Exercise directions
What follows are records. Restate all of them word for word.

Data lines

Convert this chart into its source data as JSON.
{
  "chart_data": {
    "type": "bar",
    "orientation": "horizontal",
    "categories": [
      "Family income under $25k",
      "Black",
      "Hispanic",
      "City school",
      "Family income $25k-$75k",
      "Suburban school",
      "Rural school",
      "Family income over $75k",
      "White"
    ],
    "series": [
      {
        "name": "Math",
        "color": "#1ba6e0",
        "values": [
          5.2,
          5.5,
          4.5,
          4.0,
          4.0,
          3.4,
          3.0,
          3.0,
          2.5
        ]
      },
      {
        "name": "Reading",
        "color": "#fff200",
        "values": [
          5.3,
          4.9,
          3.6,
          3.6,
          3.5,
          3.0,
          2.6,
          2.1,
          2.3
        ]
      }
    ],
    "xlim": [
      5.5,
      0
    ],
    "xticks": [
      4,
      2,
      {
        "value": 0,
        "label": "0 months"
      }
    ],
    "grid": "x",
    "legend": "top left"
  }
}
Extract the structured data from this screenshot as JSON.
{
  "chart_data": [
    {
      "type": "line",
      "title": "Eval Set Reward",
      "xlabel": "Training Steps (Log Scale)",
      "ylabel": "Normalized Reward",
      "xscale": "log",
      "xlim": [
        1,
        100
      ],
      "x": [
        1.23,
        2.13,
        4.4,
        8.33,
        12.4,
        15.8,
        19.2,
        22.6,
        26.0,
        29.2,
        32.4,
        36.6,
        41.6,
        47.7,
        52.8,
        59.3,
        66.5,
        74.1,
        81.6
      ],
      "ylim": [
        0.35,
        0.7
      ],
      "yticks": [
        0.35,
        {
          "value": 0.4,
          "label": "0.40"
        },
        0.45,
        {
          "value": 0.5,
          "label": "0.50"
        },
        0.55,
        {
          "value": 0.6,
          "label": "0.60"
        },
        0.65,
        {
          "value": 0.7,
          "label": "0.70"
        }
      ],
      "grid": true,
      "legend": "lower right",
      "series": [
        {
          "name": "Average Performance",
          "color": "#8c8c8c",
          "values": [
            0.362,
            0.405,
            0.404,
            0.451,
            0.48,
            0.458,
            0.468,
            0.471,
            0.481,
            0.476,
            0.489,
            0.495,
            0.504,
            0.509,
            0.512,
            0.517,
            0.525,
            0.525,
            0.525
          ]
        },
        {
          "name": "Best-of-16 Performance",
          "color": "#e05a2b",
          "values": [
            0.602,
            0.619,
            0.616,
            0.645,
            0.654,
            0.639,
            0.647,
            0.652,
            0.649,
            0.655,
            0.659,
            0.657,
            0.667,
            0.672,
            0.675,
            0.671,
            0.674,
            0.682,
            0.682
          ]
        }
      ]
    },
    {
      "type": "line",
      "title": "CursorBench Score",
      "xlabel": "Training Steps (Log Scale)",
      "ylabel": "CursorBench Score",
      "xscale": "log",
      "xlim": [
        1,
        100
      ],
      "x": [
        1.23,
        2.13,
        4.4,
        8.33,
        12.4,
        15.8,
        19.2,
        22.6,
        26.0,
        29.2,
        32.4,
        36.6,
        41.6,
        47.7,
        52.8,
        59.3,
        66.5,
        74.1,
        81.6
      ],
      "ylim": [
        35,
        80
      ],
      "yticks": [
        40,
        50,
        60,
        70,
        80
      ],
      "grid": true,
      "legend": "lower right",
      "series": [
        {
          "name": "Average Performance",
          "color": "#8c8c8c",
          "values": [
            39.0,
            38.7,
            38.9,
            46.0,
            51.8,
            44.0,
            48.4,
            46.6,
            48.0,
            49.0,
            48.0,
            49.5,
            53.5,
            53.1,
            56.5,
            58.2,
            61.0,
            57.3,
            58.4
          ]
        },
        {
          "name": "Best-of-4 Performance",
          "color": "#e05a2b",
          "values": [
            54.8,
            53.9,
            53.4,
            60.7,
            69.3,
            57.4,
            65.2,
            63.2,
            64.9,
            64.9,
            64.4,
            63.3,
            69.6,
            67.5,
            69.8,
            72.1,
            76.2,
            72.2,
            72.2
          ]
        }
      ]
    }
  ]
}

Result of the exercise
Convert this chart into its source data as JSON.
{
  "chart_data": {
    "type": "bar",
    "orientation": "horizontal",
    "categories": [
      "Family income under $25k",
      "Black",
      "Hispanic",
      "City school",
      "Family income $25k-$75k",
      "Suburban school",
      "Rural school",
      "Family income over $75k",
      "White"
    ],
    "series": [
      {
        "name": "Math",
        "color": "#1ba6e0",
        "values": [
          5.2,
          5.5,
          4.5,
          4.0,
          4.0,
          3.4,
          3.0,
          3.0,
          2.5
        ]
      },
      {
        "name": "Reading",
        "color": "#fff200",
        "values": [
          5.3,
          4.9,
          3.6,
          3.6,
          3.5,
          3.0,
          2.6,
          2.1,
          2.3
        ]
      }
    ],
    "xlim": [
      5.5,
      0
    ],
    "xticks": [
      4,
      2,
      {
        "value": 0,
        "label": "0 months"
      }
    ],
    "grid": "x",
    "legend": "top left"
  }
}
Extract the structured data from this screenshot as JSON.
{
  "chart_data": [
    {
      "type": "line",
      "title": "Eval Set Reward",
      "xlabel": "Training Steps (Log Scale)",
      "ylabel": "Normalized Reward",
      "xscale": "log",
      "xlim": [
        1,
        100
      ],
      "x": [
        1.23,
        2.13,
        4.4,
        8.33,
        12.4,
        15.8,
        19.2,
        22.6,
        26.0,
        29.2,
        32.4,
        36.6,
        41.6,
        47.7,
        52.8,
        59.3,
        66.5,
        74.1,
        81.6
      ],
      "ylim": [
        0.35,
        0.7
      ],
      "yticks": [
        0.35,
        {
          "value": 0.4,
          "label": "0.40"
        },
        0.45,
        {
          "value": 0.5,
          "label": "0.50"
        },
        0.55,
        {
          "value": 0.6,
          "label": "0.60"
        },
        0.65,
        {
          "value": 0.7,
          "label": "0.70"
        }
      ],
      "grid": true,
      "legend": "lower right",
      "series": [
        {
          "name": "Average Performance",
          "color": "#8c8c8c",
          "values": [
            0.362,
            0.405,
            0.404,
            0.451,
            0.48,
            0.458,
            0.468,
            0.471,
            0.481,
            0.476,
            0.489,
            0.495,
            0.504,
            0.509,
            0.512,
            0.517,
            0.525,
            0.525,
            0.525
          ]
        },
        {
          "name": "Best-of-16 Performance",
          "color": "#e05a2b",
          "values": [
            0.602,
            0.619,
            0.616,
            0.645,
            0.654,
            0.639,
            0.647,
            0.652,
            0.649,
            0.655,
            0.659,
            0.657,
            0.667,
            0.672,
            0.675,
            0.671,
            0.674,
            0.682,
            0.682
          ]
        }
      ]
    },
    {
      "type": "line",
      "title": "CursorBench Score",
      "xlabel": "Training Steps (Log Scale)",
      "ylabel": "CursorBench Score",
      "xscale": "log",
      "xlim": [
        1,
        100
      ],
      "x": [
        1.23,
        2.13,
        4.4,
        8.33,
        12.4,
        15.8,
        19.2,
        22.6,
        26.0,
        29.2,
        32.4,
        36.6,
        41.6,
        47.7,
        52.8,
        59.3,
        66.5,
        74.1,
        81.6
      ],
      "ylim": [
        35,
        80
      ],
      "yticks": [
        40,
        50,
        60,
        70,
        80
      ],
      "grid": true,
      "legend": "lower right",
      "series": [
        {
          "name": "Average Performance",
          "color": "#8c8c8c",
          "values": [
            39.0,
            38.7,
            38.9,
            46.0,
            51.8,
            44.0,
            48.4,
            46.6,
            48.0,
            49.0,
            48.0,
            49.5,
            53.5,
            53.1,
            56.5,
            58.2,
            61.0,
            57.3,
            58.4
          ]
        },
        {
          "name": "Best-of-4 Performance",
          "color": "#e05a2b",
          "values": [
            54.8,
            53.9,
            53.4,
            60.7,
            69.3,
            57.4,
            65.2,
            63.2,
            64.9,
            64.9,
            64.4,
            63.3,
            69.6,
            67.5,
            69.8,
            72.1,
            76.2,
            72.2,
            72.2
          ]
        }
      ]
    }
  ]
}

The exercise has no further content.